* **Excerpt from a dataset**
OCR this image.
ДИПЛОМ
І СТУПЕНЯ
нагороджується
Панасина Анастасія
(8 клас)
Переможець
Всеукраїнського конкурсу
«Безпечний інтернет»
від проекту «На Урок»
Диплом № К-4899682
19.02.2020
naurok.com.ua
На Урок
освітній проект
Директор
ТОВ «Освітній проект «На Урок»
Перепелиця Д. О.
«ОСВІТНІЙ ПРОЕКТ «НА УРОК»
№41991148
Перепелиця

* **Aim**
Each line of the material should be duplicated exactly, please.

* **Output for this exercise**
OCR this image.
ДИПЛОМ
І СТУПЕНЯ
нагороджується
Панасина Анастасія
(8 клас)
Переможець
Всеукраїнського конкурсу
«Безпечний інтернет»
від проекту «На Урок»
Диплом № К-4899682
19.02.2020
naurok.com.ua
На Урок
освітній проект
Директор
ТОВ «Освітній проект «На Урок»
Перепелиця Д. О.
«ОСВІТНІЙ ПРОЕКТ «НА УРОК»
№41991148
Перепелиця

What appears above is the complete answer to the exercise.